** start **

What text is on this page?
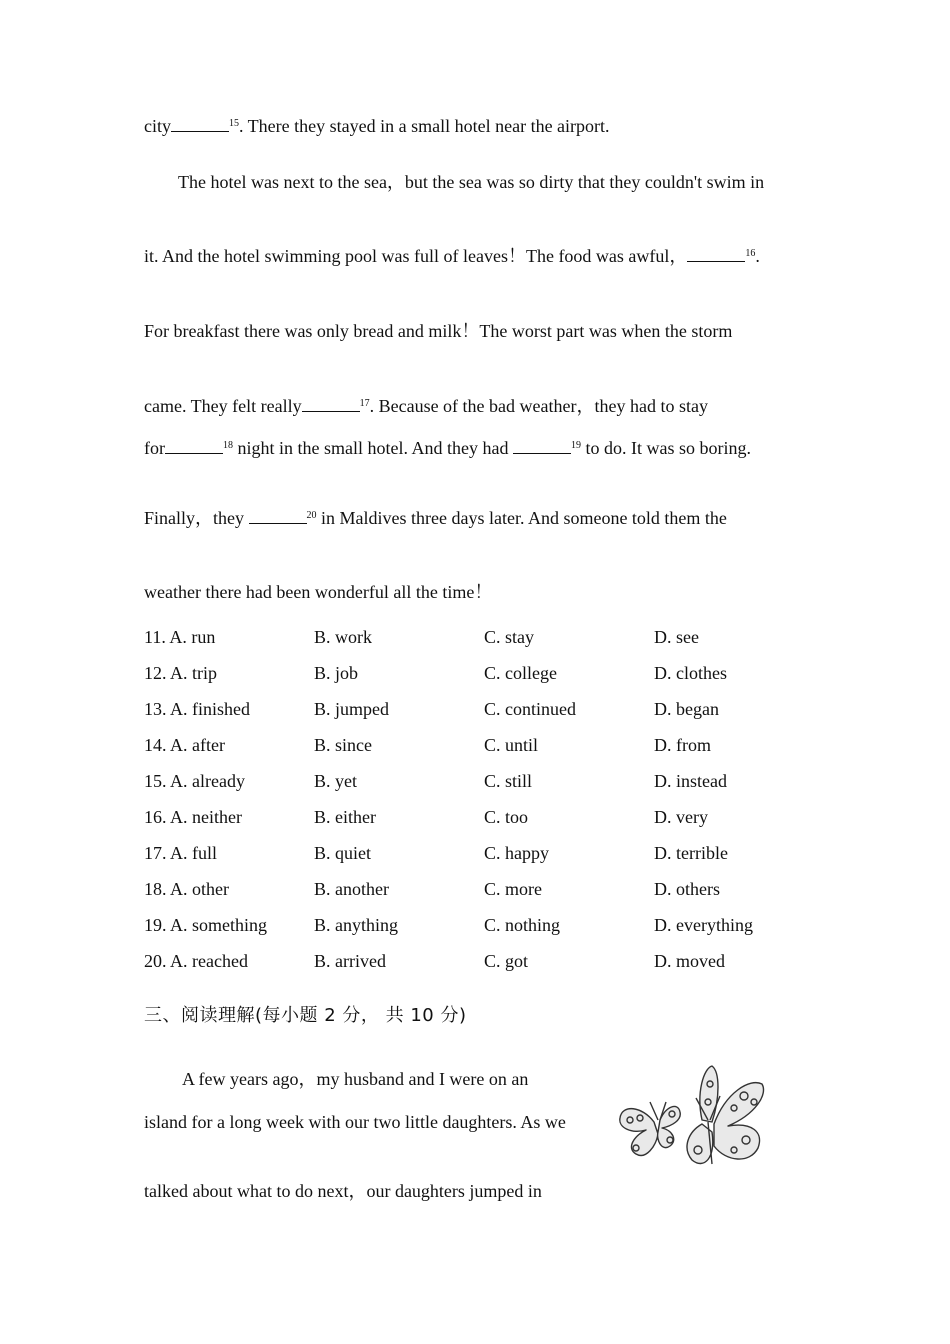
city	$^{15}$. There they stayed in a small hotel near the airport.
The hotel was next to the sea，but the sea was so dirty that they couldn't swim in
it. And the hotel swimming pool was full of leaves！The food was awful，	$^{16}$.
For breakfast there was only bread and milk！The worst part was when the storm
came. They felt really	$^{17}$. Because of the bad weather，they had to stay
for	$^{18}$ night in the small hotel. And they had	$^{19}$ to do. It was so boring.
Finally，they	$^{20}$ in Maldives three days later. And someone told them the
weather there had been wonderful all the time！
11. A. run	B. work	C. stay	D. see
12. A. trip	B. job	C. college	D. clothes
13. A. finished	B. jumped	C. continued	D. began
14. A. after	B. since	C. until	D. from
15. A. already	B. yet	C. still	D. instead
16. A. neither	B. either	C. too	D. very
17. A. full	B. quiet	C. happy	D. terrible
18. A. other	B. another	C. more	D. others
19. A. something	B. anything	C. nothing	D. everything
20. A. reached	B. arrived	C. got	D. moved
三、阅读理解(每小题 2 分， 共 10 分)
A few years ago，my husband and I were on an
island for a long week with our two little daughters. As we
talked about what to do next，our daughters jumped in
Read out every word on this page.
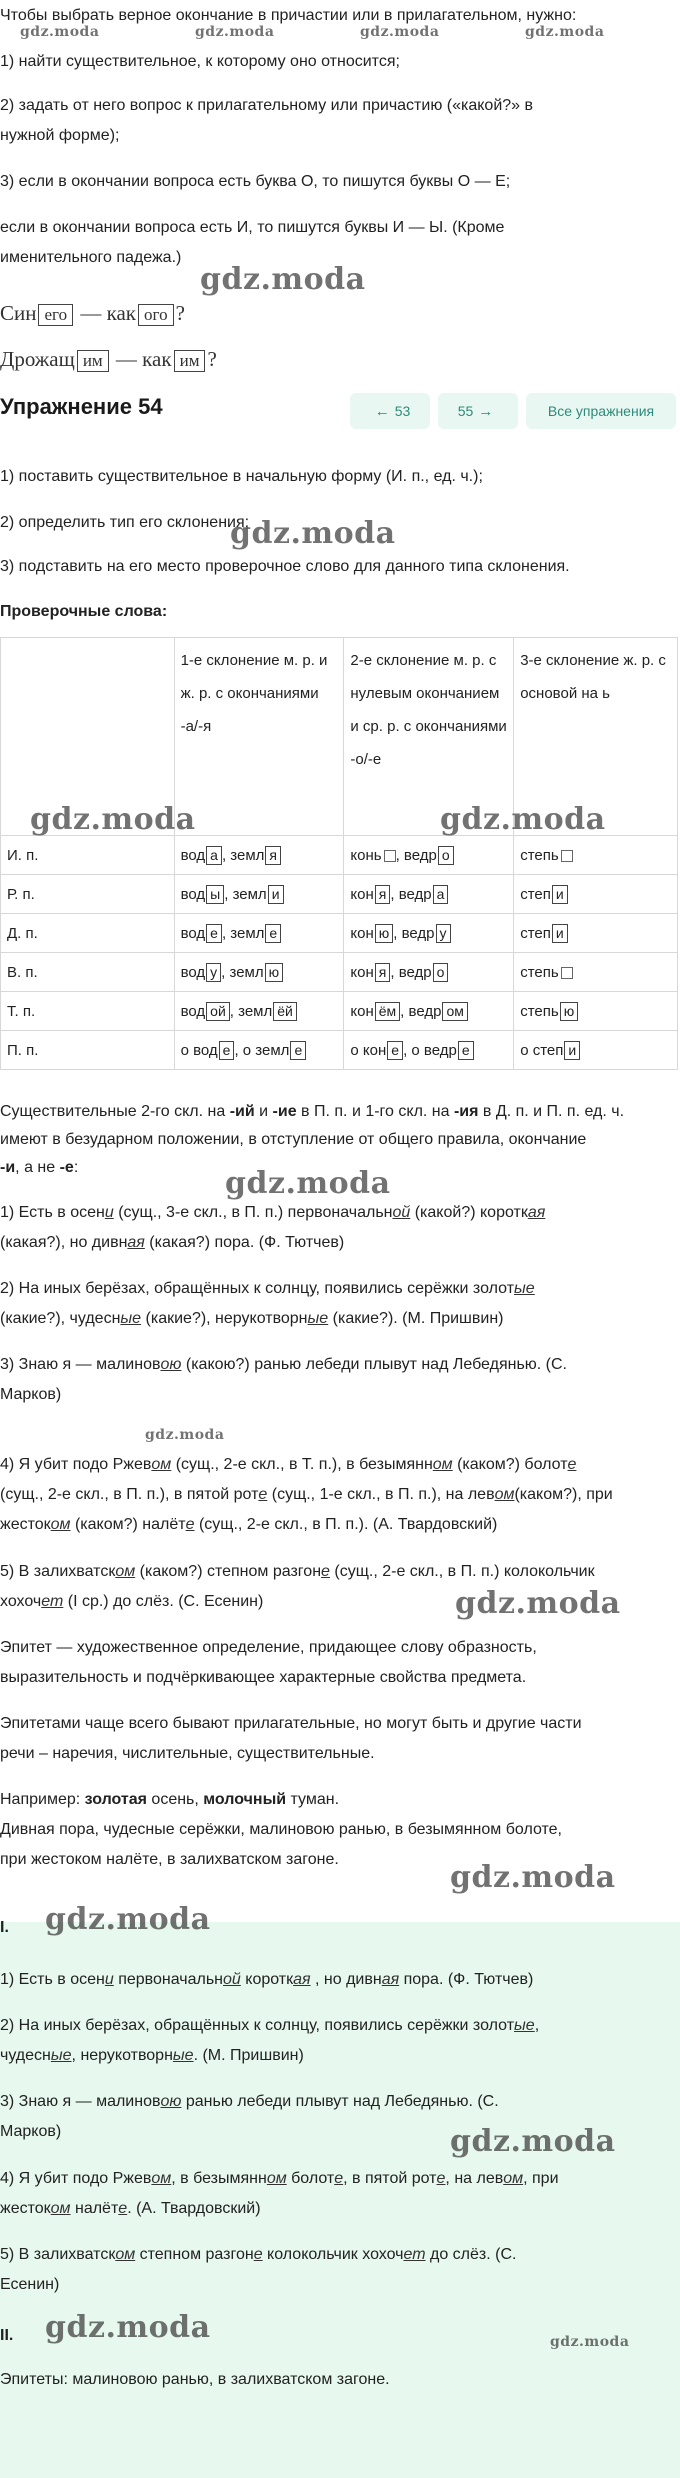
Чтобы выбрать верное окончание в причастии или в прилагательном, нужно:
1) найти существительное, к которому оно относится;
2) задать от него вопрос к прилагательному или причастию («какой?» в
нужной форме);
3) если в окончании вопроса есть буква О, то пишутся буквы О — Е;
если в окончании вопроса есть И, то пишутся буквы И — Ы. (Кроме
именительного падежа.)
Син его — как ого ?
Дрожащ им — как им ?
Упражнение 54	← 53	55 →	Все упражнения
1) поставить существительное в начальную форму (И. п., ед. ч.);
2) определить тип его склонения;
3) подставить на его место проверочное слово для данного типа склонения.
Проверочные слова:
	1-е склонение м. р. и ж. р. с окончаниями -а/-я	2-е склонение м. р. с нулевым окончанием и ср. р. с окончаниями -о/-е	3-е склонение ж. р. с основой на ь
И. п.	вод а , земл я	конь , ведр о	степь
Р. п.	вод ы , земл и	кон я , ведр а	степ и
Д. п.	вод е , земл е	кон ю , ведр у	степ и
В. п.	вод у , земл ю	кон я , ведр о	степь
Т. п.	вод ой , земл ёй	кон ём , ведр ом	степь ю
П. п.	о вод е , о земл е	о кон е , о ведр е	о степ и
Существительные 2-го скл. на -ий и -ие в П. п. и 1-го скл. на -ия в Д. п. и П. п. ед. ч.
имеют в безударном положении, в отступление от общего правила, окончание
-и, а не -е:
1) Есть в осени (сущ., 3-е скл., в П. п.) первоначальной (какой?) короткая
(какая?), но дивная (какая?) пора. (Ф. Тютчев)
2) На иных берёзах, обращённых к солнцу, появились серёжки золотые
(какие?), чудесные (какие?), нерукотворные (какие?). (М. Пришвин)
3) Знаю я — малиновою (какою?) ранью лебеди плывут над Лебедянью. (С.
Марков)
4) Я убит подо Ржевом (сущ., 2-е скл., в Т. п.), в безымянном (каком?) болоте
(сущ., 2-е скл., в П. п.), в пятой роте (сущ., 1-е скл., в П. п.), на левом(каком?), при
жестоком (каком?) налёте (сущ., 2-е скл., в П. п.). (А. Твардовский)
5) В залихватском (каком?) степном разгоне (сущ., 2-е скл., в П. п.) колокольчик
хохочет (I ср.) до слёз. (С. Есенин)
Эпитет — художественное определение, придающее слову образность,
выразительность и подчёркивающее характерные свойства предмета.
Эпитетами чаще всего бывают прилагательные, но могут быть и другие части
речи – наречия, числительные, существительные.
Например: золотая осень, молочный туман.
Дивная пора, чудесные серёжки, малиновою ранью, в безымянном болоте,
при жестоком налёте, в залихватском загоне.
I.
1) Есть в осени первоначальной короткая , но дивная пора. (Ф. Тютчев)
2) На иных берёзах, обращённых к солнцу, появились серёжки золотые,
чудесные, нерукотворные. (М. Пришвин)
3) Знаю я — малиновою ранью лебеди плывут над Лебедянью. (С.
Марков)
4) Я убит подо Ржевом, в безымянном болоте, в пятой роте, на левом, при
жестоком налёте. (А. Твардовский)
5) В залихватском степном разгоне колокольчик хохочет до слёз. (С.
Есенин)
II.
Эпитеты: малиновою ранью, в залихватском загоне.
gdz.moda	gdz.moda	gdz.moda	gdz.moda
gdz.moda
gdz.moda
gdz.moda	gdz.moda
gdz.moda
gdz.moda
gdz.moda
gdz.moda
gdz.moda
gdz.moda
gdz.moda	gdz.moda
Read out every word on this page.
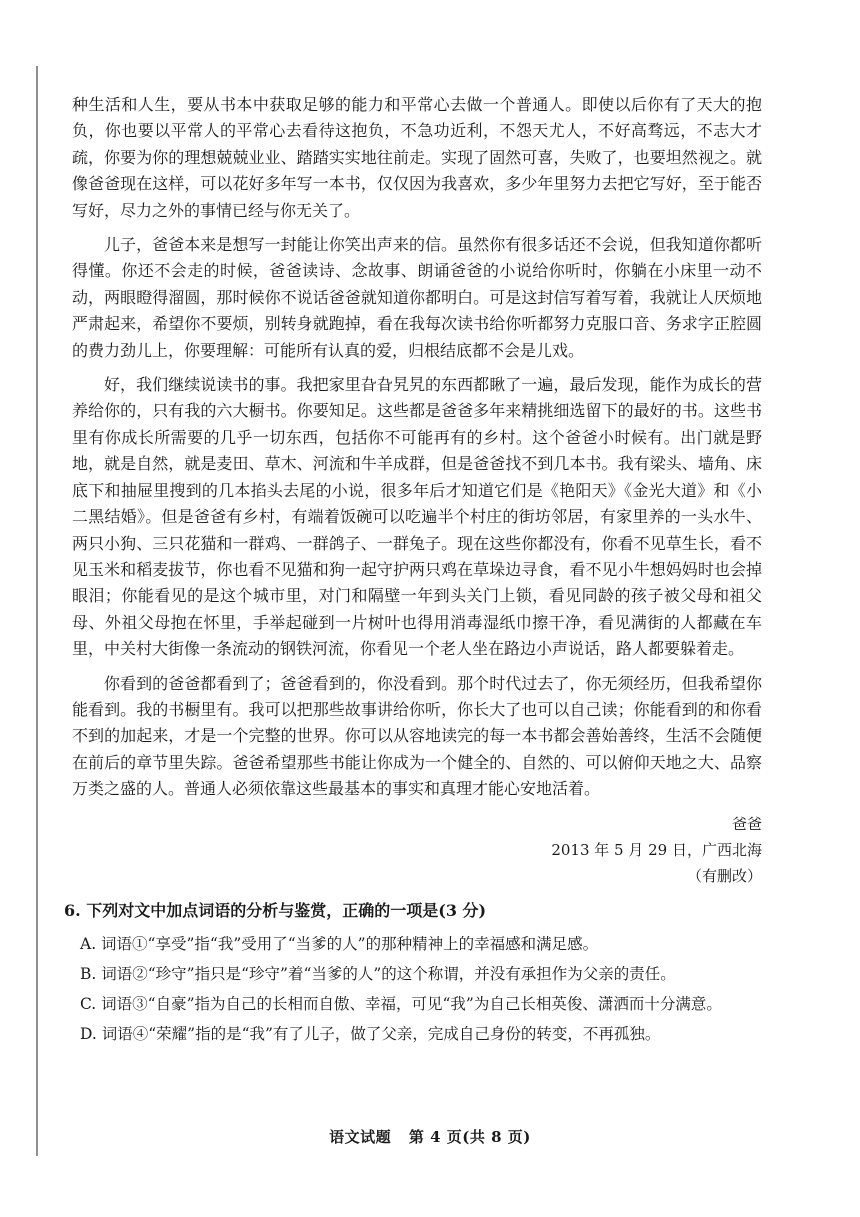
种生活和人生，要从书本中获取足够的能力和平常心去做一个普通人。即使以后你有了天大的抱负，你也要以平常人的平常心去看待这抱负，不急功近利，不怨天尤人，不好高骛远，不志大才疏，你要为你的理想兢兢业业、踏踏实实地往前走。实现了固然可喜，失败了，也要坦然视之。就像爸爸现在这样，可以花好多年写一本书，仅仅因为我喜欢，多少年里努力去把它写好，至于能否写好，尽力之外的事情已经与你无关了。

儿子，爸爸本来是想写一封能让你笑出声来的信。虽然你有很多话还不会说，但我知道你都听得懂。你还不会走的时候，爸爸读诗、念故事、朗诵爸爸的小说给你听时，你躺在小床里一动不动，两眼瞪得溜圆，那时候你不说话爸爸就知道你都明白。可是这封信写着写着，我就让人厌烦地严肃起来，希望你不要烦，别转身就跑掉，看在我每次读书给你听都努力克服口音、务求字正腔圆的费力劲儿上，你要理解：可能所有认真的爱，归根结底都不会是儿戏。

好，我们继续说读书的事。我把家里旮旮旯旯的东西都瞅了一遍，最后发现，能作为成长的营养给你的，只有我的六大橱书。你要知足。这些都是爸爸多年来精挑细选留下的最好的书。这些书里有你成长所需要的几乎一切东西，包括你不可能再有的乡村。这个爸爸小时候有。出门就是野地，就是自然，就是麦田、草木、河流和牛羊成群，但是爸爸找不到几本书。我有梁头、墙角、床底下和抽屉里搜到的几本掐头去尾的小说，很多年后才知道它们是《艳阳天》《金光大道》和《小二黑结婚》。但是爸爸有乡村，有端着饭碗可以吃遍半个村庄的街坊邻居，有家里养的一头水牛、两只小狗、三只花猫和一群鸡、一群鸽子、一群兔子。现在这些你都没有，你看不见草生长，看不见玉米和稻麦拔节，你也看不见猫和狗一起守护两只鸡在草垛边寻食，看不见小牛想妈妈时也会掉眼泪；你能看见的是这个城市里，对门和隔壁一年到头关门上锁，看见同龄的孩子被父母和祖父母、外祖父母抱在怀里，手举起碰到一片树叶也得用消毒湿纸巾擦干净，看见满街的人都藏在车里，中关村大街像一条流动的钢铁河流，你看见一个老人坐在路边小声说话，路人都要躲着走。

你看到的爸爸都看到了；爸爸看到的，你没看到。那个时代过去了，你无须经历，但我希望你能看到。我的书橱里有。我可以把那些故事讲给你听，你长大了也可以自己读；你能看到的和你看不到的加起来，才是一个完整的世界。你可以从容地读完的每一本书都会善始善终，生活不会随便在前后的章节里失踪。爸爸希望那些书能让你成为一个健全的、自然的、可以俯仰天地之大、品察万类之盛的人。普通人必须依靠这些最基本的事实和真理才能心安地活着。

爸爸

2013 年 5 月 29 日，广西北海

（有删改）

6. 下列对文中加点词语的分析与鉴赏，正确的一项是(3 分)

A. 词语①“享受”指“我”受用了“当爹的人”的那种精神上的幸福感和满足感。
B. 词语②“珍守”指只是“珍守”着“当爹的人”的这个称谓，并没有承担作为父亲的责任。
C. 词语③“自豪”指为自己的长相而自傲、幸福，可见“我”为自己长相英俊、潇洒而十分满意。
D. 词语④“荣耀”指的是“我”有了儿子，做了父亲，完成自己身份的转变，不再孤独。
语文试题 第 4 页(共 8 页)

** end **

Instructions for the task: Copy out each line in the listing that has the word "левом".

Complete output:
(сущ., 2-е скл., в П. п.), в пятой роте (сущ., 1-е скл., в П. п.), на левом(каком?), при
4) Я убит подо Ржевом, в безымянном болоте, в пятой роте, на левом, при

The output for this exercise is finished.